- _DATA LISTING_:
▬▬▬▬▬▬▬▬▬▬
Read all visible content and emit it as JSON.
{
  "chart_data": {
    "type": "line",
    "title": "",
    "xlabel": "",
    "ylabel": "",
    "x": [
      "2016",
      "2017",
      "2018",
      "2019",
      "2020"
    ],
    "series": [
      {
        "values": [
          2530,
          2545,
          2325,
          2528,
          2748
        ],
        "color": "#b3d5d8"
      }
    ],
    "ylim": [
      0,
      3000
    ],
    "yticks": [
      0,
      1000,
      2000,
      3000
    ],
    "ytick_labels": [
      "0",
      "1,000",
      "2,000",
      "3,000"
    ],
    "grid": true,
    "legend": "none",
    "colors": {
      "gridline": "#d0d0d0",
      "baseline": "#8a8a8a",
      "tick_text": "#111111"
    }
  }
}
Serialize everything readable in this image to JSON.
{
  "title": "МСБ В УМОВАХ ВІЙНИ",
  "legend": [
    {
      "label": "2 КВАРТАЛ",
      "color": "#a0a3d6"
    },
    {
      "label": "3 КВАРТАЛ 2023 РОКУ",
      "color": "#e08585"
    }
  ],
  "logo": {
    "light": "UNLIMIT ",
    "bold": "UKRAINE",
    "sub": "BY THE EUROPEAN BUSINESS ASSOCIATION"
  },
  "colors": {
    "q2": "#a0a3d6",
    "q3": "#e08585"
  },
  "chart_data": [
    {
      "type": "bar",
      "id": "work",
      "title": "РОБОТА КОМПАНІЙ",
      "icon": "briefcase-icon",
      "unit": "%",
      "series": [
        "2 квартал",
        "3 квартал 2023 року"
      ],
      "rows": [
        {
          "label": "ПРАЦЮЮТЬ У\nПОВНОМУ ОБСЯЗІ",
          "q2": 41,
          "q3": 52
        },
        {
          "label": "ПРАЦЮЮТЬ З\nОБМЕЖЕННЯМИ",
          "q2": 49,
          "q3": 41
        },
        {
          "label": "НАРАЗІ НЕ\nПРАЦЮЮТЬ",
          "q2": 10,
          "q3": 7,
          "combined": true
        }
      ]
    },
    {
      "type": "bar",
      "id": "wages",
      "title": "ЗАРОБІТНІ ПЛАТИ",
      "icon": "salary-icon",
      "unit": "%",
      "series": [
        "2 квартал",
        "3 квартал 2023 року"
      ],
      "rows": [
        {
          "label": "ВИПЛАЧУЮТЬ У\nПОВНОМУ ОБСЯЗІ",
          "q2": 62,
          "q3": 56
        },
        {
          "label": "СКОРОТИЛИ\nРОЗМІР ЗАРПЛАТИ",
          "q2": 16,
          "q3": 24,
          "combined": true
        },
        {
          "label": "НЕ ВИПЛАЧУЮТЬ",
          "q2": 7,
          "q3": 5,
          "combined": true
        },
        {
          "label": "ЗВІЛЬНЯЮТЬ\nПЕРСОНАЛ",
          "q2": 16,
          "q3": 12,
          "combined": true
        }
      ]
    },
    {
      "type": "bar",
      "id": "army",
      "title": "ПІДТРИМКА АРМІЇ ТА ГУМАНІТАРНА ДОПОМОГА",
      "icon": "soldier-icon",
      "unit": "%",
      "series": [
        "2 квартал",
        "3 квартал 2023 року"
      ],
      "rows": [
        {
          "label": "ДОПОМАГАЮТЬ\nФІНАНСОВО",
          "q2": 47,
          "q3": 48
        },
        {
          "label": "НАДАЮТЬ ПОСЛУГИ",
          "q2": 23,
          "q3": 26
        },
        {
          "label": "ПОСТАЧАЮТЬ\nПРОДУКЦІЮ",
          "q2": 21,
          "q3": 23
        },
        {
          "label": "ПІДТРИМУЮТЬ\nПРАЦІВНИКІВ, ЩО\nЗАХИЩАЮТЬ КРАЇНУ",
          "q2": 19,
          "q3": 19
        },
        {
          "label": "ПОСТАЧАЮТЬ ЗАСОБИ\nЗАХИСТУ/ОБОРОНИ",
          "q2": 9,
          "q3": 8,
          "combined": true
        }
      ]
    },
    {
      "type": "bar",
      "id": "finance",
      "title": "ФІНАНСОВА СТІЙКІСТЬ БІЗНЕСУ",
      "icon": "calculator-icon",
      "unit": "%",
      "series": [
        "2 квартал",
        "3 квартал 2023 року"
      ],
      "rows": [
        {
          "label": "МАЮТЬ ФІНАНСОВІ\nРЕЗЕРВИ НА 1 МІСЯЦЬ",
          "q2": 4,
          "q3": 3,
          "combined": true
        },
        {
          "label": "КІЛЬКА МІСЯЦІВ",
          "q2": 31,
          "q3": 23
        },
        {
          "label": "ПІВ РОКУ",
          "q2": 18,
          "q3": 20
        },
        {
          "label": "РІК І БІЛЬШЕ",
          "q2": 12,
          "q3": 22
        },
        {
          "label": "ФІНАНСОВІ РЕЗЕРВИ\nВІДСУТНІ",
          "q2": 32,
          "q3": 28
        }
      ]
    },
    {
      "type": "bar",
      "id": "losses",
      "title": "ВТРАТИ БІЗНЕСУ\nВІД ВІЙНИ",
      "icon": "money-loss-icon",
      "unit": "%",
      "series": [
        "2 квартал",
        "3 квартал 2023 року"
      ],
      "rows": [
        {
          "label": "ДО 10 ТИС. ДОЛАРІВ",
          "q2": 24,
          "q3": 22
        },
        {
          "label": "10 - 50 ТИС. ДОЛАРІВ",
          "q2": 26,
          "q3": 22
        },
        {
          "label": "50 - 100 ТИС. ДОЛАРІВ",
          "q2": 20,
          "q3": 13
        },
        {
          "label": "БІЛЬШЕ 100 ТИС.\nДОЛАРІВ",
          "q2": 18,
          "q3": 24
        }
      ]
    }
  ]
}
▬▬▬▬▬▬▬▬▬▬
- _YOUR TASK_: Emit the full listing verbatim.

- _ANSWER FOR THIS EXERCISE_:
Read all visible content and emit it as JSON.
{
  "chart_data": {
    "type": "line",
    "title": "",
    "xlabel": "",
    "ylabel": "",
    "x": [
      "2016",
      "2017",
      "2018",
      "2019",
      "2020"
    ],
    "series": [
      {
        "values": [
          2530,
          2545,
          2325,
          2528,
          2748
        ],
        "color": "#b3d5d8"
      }
    ],
    "ylim": [
      0,
      3000
    ],
    "yticks": [
      0,
      1000,
      2000,
      3000
    ],
    "ytick_labels": [
      "0",
      "1,000",
      "2,000",
      "3,000"
    ],
    "grid": true,
    "legend": "none",
    "colors": {
      "gridline": "#d0d0d0",
      "baseline": "#8a8a8a",
      "tick_text": "#111111"
    }
  }
}
Serialize everything readable in this image to JSON.
{
  "title": "МСБ В УМОВАХ ВІЙНИ",
  "legend": [
    {
      "label": "2 КВАРТАЛ",
      "color": "#a0a3d6"
    },
    {
      "label": "3 КВАРТАЛ 2023 РОКУ",
      "color": "#e08585"
    }
  ],
  "logo": {
    "light": "UNLIMIT ",
    "bold": "UKRAINE",
    "sub": "BY THE EUROPEAN BUSINESS ASSOCIATION"
  },
  "colors": {
    "q2": "#a0a3d6",
    "q3": "#e08585"
  },
  "chart_data": [
    {
      "type": "bar",
      "id": "work",
      "title": "РОБОТА КОМПАНІЙ",
      "icon": "briefcase-icon",
      "unit": "%",
      "series": [
        "2 квартал",
        "3 квартал 2023 року"
      ],
      "rows": [
        {
          "label": "ПРАЦЮЮТЬ У\nПОВНОМУ ОБСЯЗІ",
          "q2": 41,
          "q3": 52
        },
        {
          "label": "ПРАЦЮЮТЬ З\nОБМЕЖЕННЯМИ",
          "q2": 49,
          "q3": 41
        },
        {
          "label": "НАРАЗІ НЕ\nПРАЦЮЮТЬ",
          "q2": 10,
          "q3": 7,
          "combined": true
        }
      ]
    },
    {
      "type": "bar",
      "id": "wages",
      "title": "ЗАРОБІТНІ ПЛАТИ",
      "icon": "salary-icon",
      "unit": "%",
      "series": [
        "2 квартал",
        "3 квартал 2023 року"
      ],
      "rows": [
        {
          "label": "ВИПЛАЧУЮТЬ У\nПОВНОМУ ОБСЯЗІ",
          "q2": 62,
          "q3": 56
        },
        {
          "label": "СКОРОТИЛИ\nРОЗМІР ЗАРПЛАТИ",
          "q2": 16,
          "q3": 24,
          "combined": true
        },
        {
          "label": "НЕ ВИПЛАЧУЮТЬ",
          "q2": 7,
          "q3": 5,
          "combined": true
        },
        {
          "label": "ЗВІЛЬНЯЮТЬ\nПЕРСОНАЛ",
          "q2": 16,
          "q3": 12,
          "combined": true
        }
      ]
    },
    {
      "type": "bar",
      "id": "army",
      "title": "ПІДТРИМКА АРМІЇ ТА ГУМАНІТАРНА ДОПОМОГА",
      "icon": "soldier-icon",
      "unit": "%",
      "series": [
        "2 квартал",
        "3 квартал 2023 року"
      ],
      "rows": [
        {
          "label": "ДОПОМАГАЮТЬ\nФІНАНСОВО",
          "q2": 47,
          "q3": 48
        },
        {
          "label": "НАДАЮТЬ ПОСЛУГИ",
          "q2": 23,
          "q3": 26
        },
        {
          "label": "ПОСТАЧАЮТЬ\nПРОДУКЦІЮ",
          "q2": 21,
          "q3": 23
        },
        {
          "label": "ПІДТРИМУЮТЬ\nПРАЦІВНИКІВ, ЩО\nЗАХИЩАЮТЬ КРАЇНУ",
          "q2": 19,
          "q3": 19
        },
        {
          "label": "ПОСТАЧАЮТЬ ЗАСОБИ\nЗАХИСТУ/ОБОРОНИ",
          "q2": 9,
          "q3": 8,
          "combined": true
        }
      ]
    },
    {
      "type": "bar",
      "id": "finance",
      "title": "ФІНАНСОВА СТІЙКІСТЬ БІЗНЕСУ",
      "icon": "calculator-icon",
      "unit": "%",
      "series": [
        "2 квартал",
        "3 квартал 2023 року"
      ],
      "rows": [
        {
          "label": "МАЮТЬ ФІНАНСОВІ\nРЕЗЕРВИ НА 1 МІСЯЦЬ",
          "q2": 4,
          "q3": 3,
          "combined": true
        },
        {
          "label": "КІЛЬКА МІСЯЦІВ",
          "q2": 31,
          "q3": 23
        },
        {
          "label": "ПІВ РОКУ",
          "q2": 18,
          "q3": 20
        },
        {
          "label": "РІК І БІЛЬШЕ",
          "q2": 12,
          "q3": 22
        },
        {
          "label": "ФІНАНСОВІ РЕЗЕРВИ\nВІДСУТНІ",
          "q2": 32,
          "q3": 28
        }
      ]
    },
    {
      "type": "bar",
      "id": "losses",
      "title": "ВТРАТИ БІЗНЕСУ\nВІД ВІЙНИ",
      "icon": "money-loss-icon",
      "unit": "%",
      "series": [
        "2 квартал",
        "3 квартал 2023 року"
      ],
      "rows": [
        {
          "label": "ДО 10 ТИС. ДОЛАРІВ",
          "q2": 24,
          "q3": 22
        },
        {
          "label": "10 - 50 ТИС. ДОЛАРІВ",
          "q2": 26,
          "q3": 22
        },
        {
          "label": "50 - 100 ТИС. ДОЛАРІВ",
          "q2": 20,
          "q3": 13
        },
        {
          "label": "БІЛЬШЕ 100 ТИС.\nДОЛАРІВ",
          "q2": 18,
          "q3": 24
        }
      ]
    }
  ]
}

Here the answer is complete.